Records from a dataset:
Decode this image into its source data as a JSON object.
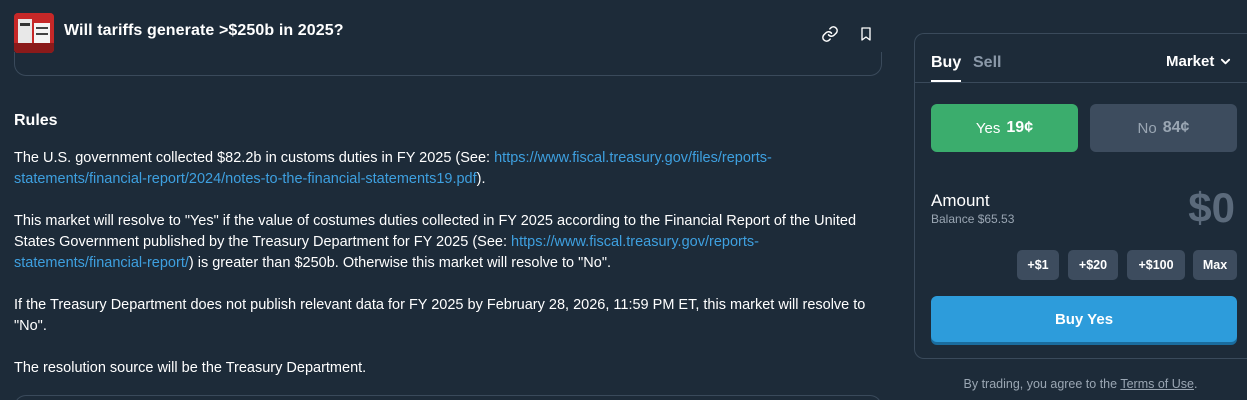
{
  "header": {
    "title": "Will tariffs generate >$250b in 2025?",
    "thumbnail_icon": "tariff-image",
    "link_icon": "link-icon",
    "bookmark_icon": "bookmark-icon"
  },
  "rules": {
    "heading": "Rules",
    "p1_text": "The U.S. government collected $82.2b in customs duties in FY 2025 (See: ",
    "p1_link": "https://www.fiscal.treasury.gov/files/reports-statements/financial-report/2024/notes-to-the-financial-statements19.pdf",
    "p1_end": ").",
    "p2_text": "This market will resolve to \"Yes\" if the value of costumes duties collected in FY 2025 according to the Financial Report of the United States Government published by the Treasury Department for FY 2025 (See: ",
    "p2_link": "https://www.fiscal.treasury.gov/reports-statements/financial-report/",
    "p2_end": ") is greater than $250b. Otherwise this market will resolve to \"No\".",
    "p3": "If the Treasury Department does not publish relevant data for FY 2025 by February 28, 2026, 11:59 PM ET, this market will resolve to \"No\".",
    "p4": "The resolution source will be the Treasury Department."
  },
  "trade": {
    "tab_buy": "Buy",
    "tab_sell": "Sell",
    "order_type": "Market",
    "yes_label": "Yes",
    "yes_price": "19¢",
    "no_label": "No",
    "no_price": "84¢",
    "amount_label": "Amount",
    "balance": "Balance $65.53",
    "amount_value": "$0",
    "quick": [
      "+$1",
      "+$20",
      "+$100",
      "Max"
    ],
    "buy_button": "Buy Yes",
    "terms_prefix": "By trading, you agree to the ",
    "terms_link": "Terms of Use",
    "terms_suffix": "."
  },
  "colors": {
    "background": "#1d2b39",
    "yes": "#3bad6d",
    "buy": "#2d9cdb",
    "link": "#3ea0e0"
  }
}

Prompt - Give back the entries verbatim. Do not include any picture.

Task solution -
Decode this image into its source data as a JSON object.
{
  "header": {
    "title": "Will tariffs generate >$250b in 2025?",
    "thumbnail_icon": "tariff-image",
    "link_icon": "link-icon",
    "bookmark_icon": "bookmark-icon"
  },
  "rules": {
    "heading": "Rules",
    "p1_text": "The U.S. government collected $82.2b in customs duties in FY 2025 (See: ",
    "p1_link": "https://www.fiscal.treasury.gov/files/reports-statements/financial-report/2024/notes-to-the-financial-statements19.pdf",
    "p1_end": ").",
    "p2_text": "This market will resolve to \"Yes\" if the value of costumes duties collected in FY 2025 according to the Financial Report of the United States Government published by the Treasury Department for FY 2025 (See: ",
    "p2_link": "https://www.fiscal.treasury.gov/reports-statements/financial-report/",
    "p2_end": ") is greater than $250b. Otherwise this market will resolve to \"No\".",
    "p3": "If the Treasury Department does not publish relevant data for FY 2025 by February 28, 2026, 11:59 PM ET, this market will resolve to \"No\".",
    "p4": "The resolution source will be the Treasury Department."
  },
  "trade": {
    "tab_buy": "Buy",
    "tab_sell": "Sell",
    "order_type": "Market",
    "yes_label": "Yes",
    "yes_price": "19¢",
    "no_label": "No",
    "no_price": "84¢",
    "amount_label": "Amount",
    "balance": "Balance $65.53",
    "amount_value": "$0",
    "quick": [
      "+$1",
      "+$20",
      "+$100",
      "Max"
    ],
    "buy_button": "Buy Yes",
    "terms_prefix": "By trading, you agree to the ",
    "terms_link": "Terms of Use",
    "terms_suffix": "."
  },
  "colors": {
    "background": "#1d2b39",
    "yes": "#3bad6d",
    "buy": "#2d9cdb",
    "link": "#3ea0e0"
  }
}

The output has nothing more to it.